REQUIREMENTS: Write out the whole listing again, exactly.

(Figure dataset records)

+++

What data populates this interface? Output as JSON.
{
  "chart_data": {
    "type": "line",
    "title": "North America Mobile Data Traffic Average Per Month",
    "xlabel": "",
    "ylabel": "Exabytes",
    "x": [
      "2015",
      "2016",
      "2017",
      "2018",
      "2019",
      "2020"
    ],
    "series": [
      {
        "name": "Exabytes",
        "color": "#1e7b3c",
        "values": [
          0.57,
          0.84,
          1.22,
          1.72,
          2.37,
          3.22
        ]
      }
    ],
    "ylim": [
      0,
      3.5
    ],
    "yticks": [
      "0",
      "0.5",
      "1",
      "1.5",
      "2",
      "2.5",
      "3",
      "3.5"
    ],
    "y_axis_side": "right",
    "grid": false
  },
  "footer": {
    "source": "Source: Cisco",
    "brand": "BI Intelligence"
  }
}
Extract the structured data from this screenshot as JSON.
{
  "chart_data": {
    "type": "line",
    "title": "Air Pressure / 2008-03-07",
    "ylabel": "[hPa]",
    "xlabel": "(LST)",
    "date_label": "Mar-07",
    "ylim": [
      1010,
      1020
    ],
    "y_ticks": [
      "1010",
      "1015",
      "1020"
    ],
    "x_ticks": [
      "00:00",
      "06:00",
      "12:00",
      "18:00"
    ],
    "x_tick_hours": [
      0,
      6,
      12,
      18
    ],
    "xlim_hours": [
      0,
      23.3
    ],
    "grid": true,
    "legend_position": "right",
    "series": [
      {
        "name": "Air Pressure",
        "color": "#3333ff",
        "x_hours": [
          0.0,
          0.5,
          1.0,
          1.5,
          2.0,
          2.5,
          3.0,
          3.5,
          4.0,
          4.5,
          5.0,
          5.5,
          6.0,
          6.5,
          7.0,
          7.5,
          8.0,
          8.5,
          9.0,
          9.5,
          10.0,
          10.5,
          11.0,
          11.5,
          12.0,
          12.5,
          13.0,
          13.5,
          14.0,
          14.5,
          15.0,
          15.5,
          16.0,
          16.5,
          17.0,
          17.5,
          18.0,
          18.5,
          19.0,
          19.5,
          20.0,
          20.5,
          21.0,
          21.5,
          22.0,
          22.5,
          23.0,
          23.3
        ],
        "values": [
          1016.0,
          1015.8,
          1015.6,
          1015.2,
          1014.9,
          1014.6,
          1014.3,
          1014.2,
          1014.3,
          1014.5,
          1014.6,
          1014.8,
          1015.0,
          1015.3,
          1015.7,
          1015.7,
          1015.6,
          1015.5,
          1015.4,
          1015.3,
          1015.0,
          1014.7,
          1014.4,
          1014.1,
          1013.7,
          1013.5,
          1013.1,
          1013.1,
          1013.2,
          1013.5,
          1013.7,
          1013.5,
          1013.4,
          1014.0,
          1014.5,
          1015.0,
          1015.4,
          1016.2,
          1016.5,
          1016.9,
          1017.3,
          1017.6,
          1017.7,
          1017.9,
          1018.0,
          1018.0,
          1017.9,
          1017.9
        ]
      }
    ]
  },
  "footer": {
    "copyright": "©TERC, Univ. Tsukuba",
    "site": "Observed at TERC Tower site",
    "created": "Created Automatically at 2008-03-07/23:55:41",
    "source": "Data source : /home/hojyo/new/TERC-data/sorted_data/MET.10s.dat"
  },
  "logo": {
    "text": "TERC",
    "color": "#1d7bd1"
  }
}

+++

THE OUTPUT:
What data populates this interface? Output as JSON.
{
  "chart_data": {
    "type": "line",
    "title": "North America Mobile Data Traffic Average Per Month",
    "xlabel": "",
    "ylabel": "Exabytes",
    "x": [
      "2015",
      "2016",
      "2017",
      "2018",
      "2019",
      "2020"
    ],
    "series": [
      {
        "name": "Exabytes",
        "color": "#1e7b3c",
        "values": [
          0.57,
          0.84,
          1.22,
          1.72,
          2.37,
          3.22
        ]
      }
    ],
    "ylim": [
      0,
      3.5
    ],
    "yticks": [
      "0",
      "0.5",
      "1",
      "1.5",
      "2",
      "2.5",
      "3",
      "3.5"
    ],
    "y_axis_side": "right",
    "grid": false
  },
  "footer": {
    "source": "Source: Cisco",
    "brand": "BI Intelligence"
  }
}
Extract the structured data from this screenshot as JSON.
{
  "chart_data": {
    "type": "line",
    "title": "Air Pressure / 2008-03-07",
    "ylabel": "[hPa]",
    "xlabel": "(LST)",
    "date_label": "Mar-07",
    "ylim": [
      1010,
      1020
    ],
    "y_ticks": [
      "1010",
      "1015",
      "1020"
    ],
    "x_ticks": [
      "00:00",
      "06:00",
      "12:00",
      "18:00"
    ],
    "x_tick_hours": [
      0,
      6,
      12,
      18
    ],
    "xlim_hours": [
      0,
      23.3
    ],
    "grid": true,
    "legend_position": "right",
    "series": [
      {
        "name": "Air Pressure",
        "color": "#3333ff",
        "x_hours": [
          0.0,
          0.5,
          1.0,
          1.5,
          2.0,
          2.5,
          3.0,
          3.5,
          4.0,
          4.5,
          5.0,
          5.5,
          6.0,
          6.5,
          7.0,
          7.5,
          8.0,
          8.5,
          9.0,
          9.5,
          10.0,
          10.5,
          11.0,
          11.5,
          12.0,
          12.5,
          13.0,
          13.5,
          14.0,
          14.5,
          15.0,
          15.5,
          16.0,
          16.5,
          17.0,
          17.5,
          18.0,
          18.5,
          19.0,
          19.5,
          20.0,
          20.5,
          21.0,
          21.5,
          22.0,
          22.5,
          23.0,
          23.3
        ],
        "values": [
          1016.0,
          1015.8,
          1015.6,
          1015.2,
          1014.9,
          1014.6,
          1014.3,
          1014.2,
          1014.3,
          1014.5,
          1014.6,
          1014.8,
          1015.0,
          1015.3,
          1015.7,
          1015.7,
          1015.6,
          1015.5,
          1015.4,
          1015.3,
          1015.0,
          1014.7,
          1014.4,
          1014.1,
          1013.7,
          1013.5,
          1013.1,
          1013.1,
          1013.2,
          1013.5,
          1013.7,
          1013.5,
          1013.4,
          1014.0,
          1014.5,
          1015.0,
          1015.4,
          1016.2,
          1016.5,
          1016.9,
          1017.3,
          1017.6,
          1017.7,
          1017.9,
          1018.0,
          1018.0,
          1017.9,
          1017.9
        ]
      }
    ]
  },
  "footer": {
    "copyright": "©TERC, Univ. Tsukuba",
    "site": "Observed at TERC Tower site",
    "created": "Created Automatically at 2008-03-07/23:55:41",
    "source": "Data source : /home/hojyo/new/TERC-data/sorted_data/MET.10s.dat"
  },
  "logo": {
    "text": "TERC",
    "color": "#1d7bd1"
  }
}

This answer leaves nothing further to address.